• **Extracted material**:
··········

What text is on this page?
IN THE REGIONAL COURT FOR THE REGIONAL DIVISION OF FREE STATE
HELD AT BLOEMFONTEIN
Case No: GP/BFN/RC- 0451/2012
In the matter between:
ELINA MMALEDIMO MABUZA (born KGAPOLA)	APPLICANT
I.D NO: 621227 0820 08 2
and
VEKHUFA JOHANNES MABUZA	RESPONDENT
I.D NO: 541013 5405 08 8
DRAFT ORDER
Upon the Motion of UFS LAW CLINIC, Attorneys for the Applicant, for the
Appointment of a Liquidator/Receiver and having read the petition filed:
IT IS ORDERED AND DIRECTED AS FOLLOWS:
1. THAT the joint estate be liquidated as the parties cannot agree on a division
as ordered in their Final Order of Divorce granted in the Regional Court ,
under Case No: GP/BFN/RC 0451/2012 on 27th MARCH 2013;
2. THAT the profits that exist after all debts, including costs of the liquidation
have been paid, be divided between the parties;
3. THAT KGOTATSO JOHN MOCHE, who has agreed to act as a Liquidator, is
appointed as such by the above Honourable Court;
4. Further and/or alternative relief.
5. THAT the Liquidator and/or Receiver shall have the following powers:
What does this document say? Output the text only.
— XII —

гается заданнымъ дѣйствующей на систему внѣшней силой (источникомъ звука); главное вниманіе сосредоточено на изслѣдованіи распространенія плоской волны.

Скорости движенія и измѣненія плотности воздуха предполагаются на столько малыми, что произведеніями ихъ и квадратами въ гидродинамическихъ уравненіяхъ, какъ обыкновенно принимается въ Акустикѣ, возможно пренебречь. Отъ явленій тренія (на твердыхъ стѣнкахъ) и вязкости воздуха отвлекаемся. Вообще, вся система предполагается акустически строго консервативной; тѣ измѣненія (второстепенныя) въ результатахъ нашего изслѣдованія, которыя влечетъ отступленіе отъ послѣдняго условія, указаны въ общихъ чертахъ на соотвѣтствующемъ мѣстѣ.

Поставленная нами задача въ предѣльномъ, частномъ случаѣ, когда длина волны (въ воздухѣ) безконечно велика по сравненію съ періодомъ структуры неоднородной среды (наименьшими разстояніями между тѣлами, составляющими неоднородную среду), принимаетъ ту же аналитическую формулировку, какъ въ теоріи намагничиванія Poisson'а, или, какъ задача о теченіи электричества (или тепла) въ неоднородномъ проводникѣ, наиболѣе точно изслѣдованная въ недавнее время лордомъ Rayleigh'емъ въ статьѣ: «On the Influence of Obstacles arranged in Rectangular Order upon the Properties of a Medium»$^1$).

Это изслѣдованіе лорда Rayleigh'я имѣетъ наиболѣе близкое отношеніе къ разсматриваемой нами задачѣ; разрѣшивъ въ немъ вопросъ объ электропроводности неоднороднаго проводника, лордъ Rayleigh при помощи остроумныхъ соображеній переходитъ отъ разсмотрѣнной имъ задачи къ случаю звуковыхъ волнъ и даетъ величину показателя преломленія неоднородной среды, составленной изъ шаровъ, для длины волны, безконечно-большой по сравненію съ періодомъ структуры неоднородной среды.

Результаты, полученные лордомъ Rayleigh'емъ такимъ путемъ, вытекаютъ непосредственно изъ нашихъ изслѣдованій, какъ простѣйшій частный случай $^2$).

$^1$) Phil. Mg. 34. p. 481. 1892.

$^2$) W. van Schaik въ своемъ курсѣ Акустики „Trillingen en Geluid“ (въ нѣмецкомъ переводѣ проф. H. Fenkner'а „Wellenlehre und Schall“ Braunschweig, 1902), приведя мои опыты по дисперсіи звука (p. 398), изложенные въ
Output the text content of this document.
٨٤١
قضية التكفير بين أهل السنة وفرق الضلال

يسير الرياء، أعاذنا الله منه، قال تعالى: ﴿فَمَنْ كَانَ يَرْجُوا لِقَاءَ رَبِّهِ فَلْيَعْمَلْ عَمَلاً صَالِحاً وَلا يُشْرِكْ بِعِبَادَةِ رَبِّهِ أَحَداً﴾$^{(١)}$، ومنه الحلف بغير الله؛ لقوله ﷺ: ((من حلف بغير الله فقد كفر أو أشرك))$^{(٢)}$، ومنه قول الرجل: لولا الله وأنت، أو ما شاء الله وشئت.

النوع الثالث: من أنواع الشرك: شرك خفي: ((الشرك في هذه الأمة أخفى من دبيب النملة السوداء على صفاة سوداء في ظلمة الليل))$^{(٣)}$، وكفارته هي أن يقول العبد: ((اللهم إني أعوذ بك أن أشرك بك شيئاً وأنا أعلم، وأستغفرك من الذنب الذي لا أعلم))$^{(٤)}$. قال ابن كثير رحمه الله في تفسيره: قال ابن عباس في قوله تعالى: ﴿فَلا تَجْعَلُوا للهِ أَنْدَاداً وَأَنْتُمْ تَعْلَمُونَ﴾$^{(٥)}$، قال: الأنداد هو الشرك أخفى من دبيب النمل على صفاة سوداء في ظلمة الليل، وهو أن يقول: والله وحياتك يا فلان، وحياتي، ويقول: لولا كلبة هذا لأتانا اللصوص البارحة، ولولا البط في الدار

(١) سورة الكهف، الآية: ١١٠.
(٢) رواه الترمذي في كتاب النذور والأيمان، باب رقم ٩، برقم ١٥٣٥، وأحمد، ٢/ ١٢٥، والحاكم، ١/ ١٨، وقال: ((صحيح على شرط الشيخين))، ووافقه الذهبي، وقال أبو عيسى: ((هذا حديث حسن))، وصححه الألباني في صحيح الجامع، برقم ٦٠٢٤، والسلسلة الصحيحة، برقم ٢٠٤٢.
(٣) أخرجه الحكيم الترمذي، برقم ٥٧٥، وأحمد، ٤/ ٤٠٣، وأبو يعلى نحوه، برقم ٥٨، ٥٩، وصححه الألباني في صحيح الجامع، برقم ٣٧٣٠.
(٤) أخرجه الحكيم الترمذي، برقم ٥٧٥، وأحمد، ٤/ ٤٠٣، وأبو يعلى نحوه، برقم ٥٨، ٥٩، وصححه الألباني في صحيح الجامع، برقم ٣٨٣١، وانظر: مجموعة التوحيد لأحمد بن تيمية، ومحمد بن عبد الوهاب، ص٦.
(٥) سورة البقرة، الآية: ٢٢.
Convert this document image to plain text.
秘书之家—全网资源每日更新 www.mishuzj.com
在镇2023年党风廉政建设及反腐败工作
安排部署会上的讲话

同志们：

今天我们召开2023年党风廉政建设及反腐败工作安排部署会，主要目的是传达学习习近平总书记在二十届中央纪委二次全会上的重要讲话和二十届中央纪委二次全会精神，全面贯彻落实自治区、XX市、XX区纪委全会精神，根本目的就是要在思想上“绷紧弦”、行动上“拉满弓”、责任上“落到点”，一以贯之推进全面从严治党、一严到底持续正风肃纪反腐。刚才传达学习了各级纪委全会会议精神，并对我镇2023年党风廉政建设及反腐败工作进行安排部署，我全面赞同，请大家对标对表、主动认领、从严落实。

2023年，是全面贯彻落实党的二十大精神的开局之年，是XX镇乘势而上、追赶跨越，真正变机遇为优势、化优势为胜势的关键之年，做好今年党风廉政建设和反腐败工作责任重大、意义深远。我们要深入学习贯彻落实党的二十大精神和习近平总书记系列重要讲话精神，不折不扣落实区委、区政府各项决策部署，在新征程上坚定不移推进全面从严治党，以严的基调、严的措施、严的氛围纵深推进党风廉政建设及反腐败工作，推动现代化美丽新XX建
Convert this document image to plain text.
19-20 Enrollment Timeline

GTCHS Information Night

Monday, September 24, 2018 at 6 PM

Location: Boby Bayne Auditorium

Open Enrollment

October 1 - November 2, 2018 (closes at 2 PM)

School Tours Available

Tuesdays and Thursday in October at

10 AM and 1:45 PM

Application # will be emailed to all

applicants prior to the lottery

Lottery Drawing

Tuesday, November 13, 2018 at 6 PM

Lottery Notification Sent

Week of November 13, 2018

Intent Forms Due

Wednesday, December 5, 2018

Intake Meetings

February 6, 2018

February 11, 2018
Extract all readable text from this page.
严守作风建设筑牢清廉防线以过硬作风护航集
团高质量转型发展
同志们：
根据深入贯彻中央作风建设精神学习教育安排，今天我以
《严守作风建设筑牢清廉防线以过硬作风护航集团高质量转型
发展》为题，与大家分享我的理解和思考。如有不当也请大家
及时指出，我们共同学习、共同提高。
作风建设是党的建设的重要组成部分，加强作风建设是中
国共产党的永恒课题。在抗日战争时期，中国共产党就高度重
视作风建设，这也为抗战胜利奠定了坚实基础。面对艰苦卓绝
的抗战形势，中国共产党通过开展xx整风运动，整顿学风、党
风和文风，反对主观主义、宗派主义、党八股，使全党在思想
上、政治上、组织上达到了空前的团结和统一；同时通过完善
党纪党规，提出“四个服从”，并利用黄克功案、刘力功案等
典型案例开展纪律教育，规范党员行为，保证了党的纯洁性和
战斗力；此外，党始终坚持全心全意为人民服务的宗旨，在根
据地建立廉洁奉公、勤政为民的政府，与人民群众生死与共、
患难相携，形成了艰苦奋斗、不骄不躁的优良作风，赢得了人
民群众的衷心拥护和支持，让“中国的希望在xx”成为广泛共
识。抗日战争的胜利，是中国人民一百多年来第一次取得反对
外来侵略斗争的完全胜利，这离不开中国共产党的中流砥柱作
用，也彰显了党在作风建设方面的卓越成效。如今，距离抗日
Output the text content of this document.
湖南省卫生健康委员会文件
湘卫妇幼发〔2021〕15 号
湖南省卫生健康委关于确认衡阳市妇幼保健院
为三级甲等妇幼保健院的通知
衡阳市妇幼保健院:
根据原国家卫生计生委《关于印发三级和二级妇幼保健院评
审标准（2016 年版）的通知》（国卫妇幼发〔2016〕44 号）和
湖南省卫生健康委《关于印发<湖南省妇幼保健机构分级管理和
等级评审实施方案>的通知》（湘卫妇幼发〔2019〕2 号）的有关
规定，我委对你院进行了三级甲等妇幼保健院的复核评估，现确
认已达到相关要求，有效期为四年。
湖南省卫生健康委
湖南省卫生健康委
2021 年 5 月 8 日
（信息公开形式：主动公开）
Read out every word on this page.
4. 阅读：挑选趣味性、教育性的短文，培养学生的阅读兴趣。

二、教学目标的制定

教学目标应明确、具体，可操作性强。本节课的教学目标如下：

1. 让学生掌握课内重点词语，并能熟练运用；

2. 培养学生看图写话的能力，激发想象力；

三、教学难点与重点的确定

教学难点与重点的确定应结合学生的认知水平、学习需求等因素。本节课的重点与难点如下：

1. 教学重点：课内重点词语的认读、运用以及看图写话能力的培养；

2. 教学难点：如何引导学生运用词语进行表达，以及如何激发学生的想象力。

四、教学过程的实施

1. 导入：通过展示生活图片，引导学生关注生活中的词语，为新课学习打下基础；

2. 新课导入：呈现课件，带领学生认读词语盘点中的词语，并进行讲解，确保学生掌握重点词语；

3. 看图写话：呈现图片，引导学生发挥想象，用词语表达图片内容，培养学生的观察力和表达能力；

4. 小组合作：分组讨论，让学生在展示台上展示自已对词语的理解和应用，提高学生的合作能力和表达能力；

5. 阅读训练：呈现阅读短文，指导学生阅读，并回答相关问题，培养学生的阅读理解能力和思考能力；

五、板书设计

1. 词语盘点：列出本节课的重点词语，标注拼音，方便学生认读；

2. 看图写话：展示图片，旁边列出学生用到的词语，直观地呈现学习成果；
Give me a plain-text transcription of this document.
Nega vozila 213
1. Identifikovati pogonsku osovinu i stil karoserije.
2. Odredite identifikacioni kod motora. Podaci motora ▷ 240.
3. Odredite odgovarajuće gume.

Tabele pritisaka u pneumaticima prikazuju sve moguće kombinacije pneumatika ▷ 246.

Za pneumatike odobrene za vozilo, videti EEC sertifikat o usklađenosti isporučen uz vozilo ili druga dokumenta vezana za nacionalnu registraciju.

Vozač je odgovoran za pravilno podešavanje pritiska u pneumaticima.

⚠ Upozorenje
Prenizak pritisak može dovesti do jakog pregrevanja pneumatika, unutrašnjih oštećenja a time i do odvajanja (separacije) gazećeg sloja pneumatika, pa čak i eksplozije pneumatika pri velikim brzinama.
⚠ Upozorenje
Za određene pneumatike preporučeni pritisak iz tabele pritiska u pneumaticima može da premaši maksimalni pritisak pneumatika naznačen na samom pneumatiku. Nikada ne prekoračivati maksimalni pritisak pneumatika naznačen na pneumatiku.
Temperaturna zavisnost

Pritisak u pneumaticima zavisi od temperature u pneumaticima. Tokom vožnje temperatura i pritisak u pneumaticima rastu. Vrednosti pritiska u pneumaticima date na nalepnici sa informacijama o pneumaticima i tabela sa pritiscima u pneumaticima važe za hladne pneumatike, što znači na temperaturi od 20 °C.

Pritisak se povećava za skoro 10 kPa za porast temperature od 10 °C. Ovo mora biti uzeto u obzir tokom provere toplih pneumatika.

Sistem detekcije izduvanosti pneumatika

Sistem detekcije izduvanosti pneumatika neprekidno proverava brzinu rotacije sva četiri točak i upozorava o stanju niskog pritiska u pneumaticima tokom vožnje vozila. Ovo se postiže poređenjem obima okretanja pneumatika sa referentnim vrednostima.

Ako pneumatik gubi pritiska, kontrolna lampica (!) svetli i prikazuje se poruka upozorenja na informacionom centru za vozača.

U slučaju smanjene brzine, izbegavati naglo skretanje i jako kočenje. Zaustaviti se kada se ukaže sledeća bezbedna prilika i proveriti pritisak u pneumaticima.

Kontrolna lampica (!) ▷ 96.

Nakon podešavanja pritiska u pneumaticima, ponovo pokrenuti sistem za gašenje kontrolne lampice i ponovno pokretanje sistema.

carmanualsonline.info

··········

• **Exercise directions**:
Locate the word "برقم" in the data above. Copy every line carrying it.

• **Solved problem**:
(٢) رواه الترمذي في كتاب النذور والأيمان، باب رقم ٩، برقم ١٥٣٥، وأحمد، ٢/ ١٢٥، والحاكم، ١/ ١٨، وقال: ((صحيح على شرط الشيخين))، ووافقه الذهبي، وقال أبو عيسى: ((هذا حديث حسن))، وصححه الألباني في صحيح الجامع، برقم ٦٠٢٤، والسلسلة الصحيحة، برقم ٢٠٤٢.
(٣) أخرجه الحكيم الترمذي، برقم ٥٧٥، وأحمد، ٤/ ٤٠٣، وأبو يعلى نحوه، برقم ٥٨، ٥٩، وصححه الألباني في صحيح الجامع، برقم ٣٧٣٠.
(٤) أخرجه الحكيم الترمذي، برقم ٥٧٥، وأحمد، ٤/ ٤٠٣، وأبو يعلى نحوه، برقم ٥٨، ٥٩، وصححه الألباني في صحيح الجامع، برقم ٣٨٣١، وانظر: مجموعة التوحيد لأحمد بن تيمية، ومحمد بن عبد الوهاب، ص٦.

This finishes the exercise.